[Explore the material]
a) According to the personal account of service in Iraq and life afterward, how long was the writer in intensive care?
b) Extend the personal account of service in Iraq and life afterward, beginning after its final sentence.

[Document section]
I had serious internal bleeding, the blast ruptured my ovary which needed to be removed and the blood lost stopped. By black hawk, I was flown to Belad, Iraq, to Lanshtuel, Germany then to Camp Lejeune, North Carolina. I met my future husband a corpsman (hospital medic) who took care of me. We had plenty of time to become acquainted, I spent nearly a month in the hospital. When service members come back from a combat theatre, it is common for a low-grade infection to persist for a few months. Frequently, Marines will have a cough that just will not go away, and can persist for years. With my wounds, it became a high-grade infection, and I was in the intensive care for two-weeks.
My husband and I were married for 8 years. He was deployed five blood tours to Iraq during those eight years, which caused him to drink. The Navy, after 11 years, decided to do the nice thing, and give him a medical discharge for alcoholism and PTSD. When he still continued to drink, I decided to leave him. I believed it was in the interest of our daughter. My daughter will be 7-years old in April of 2013. However, after the divorce and the steady pay check of the military, my daughter and I were homeless within six months. We are currently staying at an apartment complex which is paid for by the Veteran's Administration for Iraq Veterans.
Even with a Master's Degree in Behavioral Medicine, a Bachelor's of Arts in Social Psychology, when I moved to Florida, I have not been able to find a job. I write to make enough money to survive, but finding a job has been a problem. When I got back from Iraq, I started to suffer grand mal seizures. They went away for a few years, and have started to get much worse, especially this past month when I had to be hospitalized after falling in the shower and hitting my head on the side of the tub.

[Page layout parsing data]
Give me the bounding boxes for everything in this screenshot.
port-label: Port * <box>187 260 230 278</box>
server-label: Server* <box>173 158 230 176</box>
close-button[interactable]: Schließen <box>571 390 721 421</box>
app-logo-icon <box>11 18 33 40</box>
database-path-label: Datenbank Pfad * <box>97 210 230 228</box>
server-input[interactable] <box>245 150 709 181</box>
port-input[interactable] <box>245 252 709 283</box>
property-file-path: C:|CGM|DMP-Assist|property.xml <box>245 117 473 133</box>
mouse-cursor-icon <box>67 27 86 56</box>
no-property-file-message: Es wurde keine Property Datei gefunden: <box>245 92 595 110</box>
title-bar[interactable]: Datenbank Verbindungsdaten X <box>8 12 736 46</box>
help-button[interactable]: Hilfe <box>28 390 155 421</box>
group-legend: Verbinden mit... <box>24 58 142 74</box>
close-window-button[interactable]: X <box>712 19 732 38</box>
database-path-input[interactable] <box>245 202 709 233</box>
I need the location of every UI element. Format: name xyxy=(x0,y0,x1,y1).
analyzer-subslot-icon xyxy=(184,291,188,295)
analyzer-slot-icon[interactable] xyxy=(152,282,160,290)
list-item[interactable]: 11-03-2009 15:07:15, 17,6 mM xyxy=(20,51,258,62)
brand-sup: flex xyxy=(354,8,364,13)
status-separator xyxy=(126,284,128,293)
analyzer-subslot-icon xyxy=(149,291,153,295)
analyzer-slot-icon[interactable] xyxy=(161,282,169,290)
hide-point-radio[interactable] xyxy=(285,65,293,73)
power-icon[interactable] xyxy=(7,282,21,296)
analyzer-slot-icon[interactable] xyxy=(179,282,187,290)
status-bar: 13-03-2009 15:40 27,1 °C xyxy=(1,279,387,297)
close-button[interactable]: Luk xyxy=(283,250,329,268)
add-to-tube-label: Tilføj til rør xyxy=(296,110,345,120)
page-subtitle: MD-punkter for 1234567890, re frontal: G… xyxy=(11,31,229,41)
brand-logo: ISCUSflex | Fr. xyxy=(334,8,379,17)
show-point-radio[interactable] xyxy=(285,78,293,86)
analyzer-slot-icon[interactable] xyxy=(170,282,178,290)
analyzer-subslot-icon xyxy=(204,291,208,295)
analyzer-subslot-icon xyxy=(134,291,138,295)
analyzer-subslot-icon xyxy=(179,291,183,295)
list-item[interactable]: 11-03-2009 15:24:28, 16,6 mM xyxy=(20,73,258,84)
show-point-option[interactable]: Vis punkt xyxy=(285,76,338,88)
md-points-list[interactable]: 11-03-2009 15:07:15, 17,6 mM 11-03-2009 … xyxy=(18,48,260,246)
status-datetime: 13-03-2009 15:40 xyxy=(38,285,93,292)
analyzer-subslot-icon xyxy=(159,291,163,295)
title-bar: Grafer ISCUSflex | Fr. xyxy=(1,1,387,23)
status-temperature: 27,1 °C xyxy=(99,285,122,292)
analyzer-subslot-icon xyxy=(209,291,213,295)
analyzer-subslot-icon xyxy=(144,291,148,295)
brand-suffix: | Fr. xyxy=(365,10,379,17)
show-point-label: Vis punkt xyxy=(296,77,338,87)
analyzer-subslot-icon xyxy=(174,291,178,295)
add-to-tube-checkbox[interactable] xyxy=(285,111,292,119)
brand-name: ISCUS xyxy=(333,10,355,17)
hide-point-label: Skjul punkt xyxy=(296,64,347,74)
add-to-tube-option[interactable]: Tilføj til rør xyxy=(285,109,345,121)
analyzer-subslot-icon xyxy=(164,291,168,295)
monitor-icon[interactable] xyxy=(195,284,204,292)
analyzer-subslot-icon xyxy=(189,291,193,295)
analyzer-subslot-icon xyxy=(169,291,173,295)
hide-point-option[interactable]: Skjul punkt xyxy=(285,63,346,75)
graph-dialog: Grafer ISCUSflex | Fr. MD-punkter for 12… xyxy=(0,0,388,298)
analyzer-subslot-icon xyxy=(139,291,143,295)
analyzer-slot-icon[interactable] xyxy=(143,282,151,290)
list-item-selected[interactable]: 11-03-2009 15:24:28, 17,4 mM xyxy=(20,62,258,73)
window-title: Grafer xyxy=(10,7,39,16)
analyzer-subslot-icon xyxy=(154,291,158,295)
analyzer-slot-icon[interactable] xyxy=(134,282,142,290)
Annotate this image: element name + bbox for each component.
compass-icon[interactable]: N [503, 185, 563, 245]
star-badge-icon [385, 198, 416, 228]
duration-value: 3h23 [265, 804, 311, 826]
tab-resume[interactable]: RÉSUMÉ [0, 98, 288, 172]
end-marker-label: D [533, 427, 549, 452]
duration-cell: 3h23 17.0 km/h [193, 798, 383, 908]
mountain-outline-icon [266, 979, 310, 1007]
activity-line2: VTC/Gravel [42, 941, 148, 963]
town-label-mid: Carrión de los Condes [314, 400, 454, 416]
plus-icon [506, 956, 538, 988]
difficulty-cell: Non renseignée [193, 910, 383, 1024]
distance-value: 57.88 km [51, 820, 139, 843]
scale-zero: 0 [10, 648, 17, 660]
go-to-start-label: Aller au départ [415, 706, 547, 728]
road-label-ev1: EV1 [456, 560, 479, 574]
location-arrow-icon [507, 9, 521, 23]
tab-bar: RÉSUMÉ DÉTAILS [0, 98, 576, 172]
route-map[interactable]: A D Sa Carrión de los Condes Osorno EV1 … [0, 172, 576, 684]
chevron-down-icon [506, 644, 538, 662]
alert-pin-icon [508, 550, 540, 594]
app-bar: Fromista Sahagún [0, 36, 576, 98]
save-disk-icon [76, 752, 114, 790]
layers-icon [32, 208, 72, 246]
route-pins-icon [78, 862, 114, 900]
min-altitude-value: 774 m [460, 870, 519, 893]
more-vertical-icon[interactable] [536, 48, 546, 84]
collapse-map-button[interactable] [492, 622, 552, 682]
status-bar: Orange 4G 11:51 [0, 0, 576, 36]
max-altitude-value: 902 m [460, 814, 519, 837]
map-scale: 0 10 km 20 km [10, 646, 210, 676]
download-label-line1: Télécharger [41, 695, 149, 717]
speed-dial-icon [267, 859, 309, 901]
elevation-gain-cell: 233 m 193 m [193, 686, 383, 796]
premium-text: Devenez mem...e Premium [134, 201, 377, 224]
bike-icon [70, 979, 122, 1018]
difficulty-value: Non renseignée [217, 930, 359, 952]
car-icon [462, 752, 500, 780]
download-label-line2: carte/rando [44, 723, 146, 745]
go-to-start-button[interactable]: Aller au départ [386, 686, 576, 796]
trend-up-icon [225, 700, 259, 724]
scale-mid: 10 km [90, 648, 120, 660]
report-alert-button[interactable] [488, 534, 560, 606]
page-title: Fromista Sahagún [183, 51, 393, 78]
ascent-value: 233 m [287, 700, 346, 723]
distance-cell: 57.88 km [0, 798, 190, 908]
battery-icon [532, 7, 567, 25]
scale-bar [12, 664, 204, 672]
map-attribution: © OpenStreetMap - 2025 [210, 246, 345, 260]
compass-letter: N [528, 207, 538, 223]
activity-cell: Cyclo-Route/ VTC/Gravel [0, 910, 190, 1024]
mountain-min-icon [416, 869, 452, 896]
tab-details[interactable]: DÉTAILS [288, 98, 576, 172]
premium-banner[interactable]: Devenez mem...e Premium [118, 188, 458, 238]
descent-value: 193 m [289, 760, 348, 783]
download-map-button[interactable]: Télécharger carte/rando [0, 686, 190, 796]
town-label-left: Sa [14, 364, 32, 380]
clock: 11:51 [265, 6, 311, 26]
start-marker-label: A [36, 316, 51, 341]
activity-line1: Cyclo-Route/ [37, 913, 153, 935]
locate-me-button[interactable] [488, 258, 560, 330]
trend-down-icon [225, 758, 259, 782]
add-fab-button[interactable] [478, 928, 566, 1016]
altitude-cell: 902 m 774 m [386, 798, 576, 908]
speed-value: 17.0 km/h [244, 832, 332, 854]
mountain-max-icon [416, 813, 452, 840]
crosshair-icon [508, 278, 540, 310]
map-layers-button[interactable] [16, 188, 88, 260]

[Answers for the exercise]
a) Two weeks.

b)
While things are currently hard, I know that I maintain the strength and discipline by my training in Iraq and the Marine Corps, to pull myself out of poverty and make a better life for my daughter and myself. Looking back, I would have tried harder to stay in and make the Marine Corps a career. While no Marine likes the politics of the military, I miss the Marines. I miss my fellow Marines, where I know I could call on a dime and they would stop what they were doing and help.
I have always wondered what kind of person I would have been if I did not join the Marines, and in short, I would be innocent. While clich?, until a person knows what it is like to do the things you have to do in combat, it is unimaginable. Once a line has been crossed, a type of innocence has been lost. You can no longer say in your mind "At least I haven't ever killed anyone". You and your squad see a bad guy, you shoot, and they go down.
In battle, you are either in battle, or you are waiting for the next one to happen, where you have too much time to think. That is why, except for times where I write about my time in Iraq, when it can be cathartic; I try not to think about it much. There is nothing I can do to change what I have done. The people I have killed are dead or they are not. The battle is done, and this Marine now carries internal and external scars that remind me what I have lost, my innocence.